→ **About this exercise**
This exercise asks for every record to be output again exactly.

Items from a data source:
*** Begin section ***

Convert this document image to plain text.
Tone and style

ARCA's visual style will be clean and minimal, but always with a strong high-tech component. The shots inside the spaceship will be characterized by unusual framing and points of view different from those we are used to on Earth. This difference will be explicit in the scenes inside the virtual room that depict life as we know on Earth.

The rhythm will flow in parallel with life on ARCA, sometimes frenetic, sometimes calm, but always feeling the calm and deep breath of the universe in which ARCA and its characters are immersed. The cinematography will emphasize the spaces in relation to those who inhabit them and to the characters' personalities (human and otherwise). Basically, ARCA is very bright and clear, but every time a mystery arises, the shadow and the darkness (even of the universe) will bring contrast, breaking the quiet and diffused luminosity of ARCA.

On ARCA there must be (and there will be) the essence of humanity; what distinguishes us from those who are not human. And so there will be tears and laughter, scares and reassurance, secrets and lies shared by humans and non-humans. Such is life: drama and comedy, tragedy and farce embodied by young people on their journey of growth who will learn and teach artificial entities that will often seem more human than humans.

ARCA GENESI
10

*** End section ***

→ **Written response**
Convert this document image to plain text.
Tone and style

ARCA's visual style will be clean and minimal, but always with a strong high-tech component. The shots inside the spaceship will be characterized by unusual framing and points of view different from those we are used to on Earth. This difference will be explicit in the scenes inside the virtual room that depict life as we know on Earth.

The rhythm will flow in parallel with life on ARCA, sometimes frenetic, sometimes calm, but always feeling the calm and deep breath of the universe in which ARCA and its characters are immersed. The cinematography will emphasize the spaces in relation to those who inhabit them and to the characters' personalities (human and otherwise). Basically, ARCA is very bright and clear, but every time a mystery arises, the shadow and the darkness (even of the universe) will bring contrast, breaking the quiet and diffused luminosity of ARCA.

On ARCA there must be (and there will be) the essence of humanity; what distinguishes us from those who are not human. And so there will be tears and laughter, scares and reassurance, secrets and lies shared by humans and non-humans. Such is life: drama and comedy, tragedy and farce embodied by young people on their journey of growth who will learn and teach artificial entities that will often seem more human than humans.

ARCA GENESI
10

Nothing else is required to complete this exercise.